— start of DATASET EXCERPTS —

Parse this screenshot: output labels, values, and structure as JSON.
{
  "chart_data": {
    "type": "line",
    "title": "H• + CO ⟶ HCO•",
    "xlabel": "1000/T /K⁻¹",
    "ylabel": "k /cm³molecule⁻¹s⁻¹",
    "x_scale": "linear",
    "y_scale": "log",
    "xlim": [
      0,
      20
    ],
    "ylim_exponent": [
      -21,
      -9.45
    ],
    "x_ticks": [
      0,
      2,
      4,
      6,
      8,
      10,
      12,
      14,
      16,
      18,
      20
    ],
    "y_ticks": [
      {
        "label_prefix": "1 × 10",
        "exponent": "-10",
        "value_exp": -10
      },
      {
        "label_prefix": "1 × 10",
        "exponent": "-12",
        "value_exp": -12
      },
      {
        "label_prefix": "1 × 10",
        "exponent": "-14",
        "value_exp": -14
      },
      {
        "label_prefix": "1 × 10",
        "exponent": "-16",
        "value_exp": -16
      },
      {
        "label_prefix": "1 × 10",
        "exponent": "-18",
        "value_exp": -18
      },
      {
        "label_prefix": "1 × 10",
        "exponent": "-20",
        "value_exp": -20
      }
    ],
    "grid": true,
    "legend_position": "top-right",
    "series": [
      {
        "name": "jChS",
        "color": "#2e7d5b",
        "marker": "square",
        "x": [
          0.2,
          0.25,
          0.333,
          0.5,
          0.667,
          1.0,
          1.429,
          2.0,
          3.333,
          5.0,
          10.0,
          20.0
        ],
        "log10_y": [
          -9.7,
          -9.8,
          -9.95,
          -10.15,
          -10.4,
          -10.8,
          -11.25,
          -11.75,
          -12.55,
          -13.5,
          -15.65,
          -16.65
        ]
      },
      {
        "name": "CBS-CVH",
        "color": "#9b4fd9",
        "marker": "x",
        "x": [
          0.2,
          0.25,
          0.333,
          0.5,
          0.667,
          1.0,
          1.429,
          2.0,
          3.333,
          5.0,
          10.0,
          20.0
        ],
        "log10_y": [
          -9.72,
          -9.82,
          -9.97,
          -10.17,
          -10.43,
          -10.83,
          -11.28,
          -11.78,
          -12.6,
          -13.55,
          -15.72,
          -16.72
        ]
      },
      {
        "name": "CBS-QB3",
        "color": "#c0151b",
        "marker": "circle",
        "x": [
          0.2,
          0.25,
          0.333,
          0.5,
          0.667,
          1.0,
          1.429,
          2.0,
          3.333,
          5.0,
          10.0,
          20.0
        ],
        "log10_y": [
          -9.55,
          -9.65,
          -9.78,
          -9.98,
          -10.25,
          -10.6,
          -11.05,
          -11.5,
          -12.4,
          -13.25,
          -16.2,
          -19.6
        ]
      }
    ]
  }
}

— end of DATASET EXCERPTS —

• _SHORT PROBLEM_: Quote every record above exactly.

• _TASK ANSWER_:
Parse this screenshot: output labels, values, and structure as JSON.
{
  "chart_data": {
    "type": "line",
    "title": "H• + CO ⟶ HCO•",
    "xlabel": "1000/T /K⁻¹",
    "ylabel": "k /cm³molecule⁻¹s⁻¹",
    "x_scale": "linear",
    "y_scale": "log",
    "xlim": [
      0,
      20
    ],
    "ylim_exponent": [
      -21,
      -9.45
    ],
    "x_ticks": [
      0,
      2,
      4,
      6,
      8,
      10,
      12,
      14,
      16,
      18,
      20
    ],
    "y_ticks": [
      {
        "label_prefix": "1 × 10",
        "exponent": "-10",
        "value_exp": -10
      },
      {
        "label_prefix": "1 × 10",
        "exponent": "-12",
        "value_exp": -12
      },
      {
        "label_prefix": "1 × 10",
        "exponent": "-14",
        "value_exp": -14
      },
      {
        "label_prefix": "1 × 10",
        "exponent": "-16",
        "value_exp": -16
      },
      {
        "label_prefix": "1 × 10",
        "exponent": "-18",
        "value_exp": -18
      },
      {
        "label_prefix": "1 × 10",
        "exponent": "-20",
        "value_exp": -20
      }
    ],
    "grid": true,
    "legend_position": "top-right",
    "series": [
      {
        "name": "jChS",
        "color": "#2e7d5b",
        "marker": "square",
        "x": [
          0.2,
          0.25,
          0.333,
          0.5,
          0.667,
          1.0,
          1.429,
          2.0,
          3.333,
          5.0,
          10.0,
          20.0
        ],
        "log10_y": [
          -9.7,
          -9.8,
          -9.95,
          -10.15,
          -10.4,
          -10.8,
          -11.25,
          -11.75,
          -12.55,
          -13.5,
          -15.65,
          -16.65
        ]
      },
      {
        "name": "CBS-CVH",
        "color": "#9b4fd9",
        "marker": "x",
        "x": [
          0.2,
          0.25,
          0.333,
          0.5,
          0.667,
          1.0,
          1.429,
          2.0,
          3.333,
          5.0,
          10.0,
          20.0
        ],
        "log10_y": [
          -9.72,
          -9.82,
          -9.97,
          -10.17,
          -10.43,
          -10.83,
          -11.28,
          -11.78,
          -12.6,
          -13.55,
          -15.72,
          -16.72
        ]
      },
      {
        "name": "CBS-QB3",
        "color": "#c0151b",
        "marker": "circle",
        "x": [
          0.2,
          0.25,
          0.333,
          0.5,
          0.667,
          1.0,
          1.429,
          2.0,
          3.333,
          5.0,
          10.0,
          20.0
        ],
        "log10_y": [
          -9.55,
          -9.65,
          -9.78,
          -9.98,
          -10.25,
          -10.6,
          -11.05,
          -11.5,
          -12.4,
          -13.25,
          -16.2,
          -19.6
        ]
      }
    ]
  }
}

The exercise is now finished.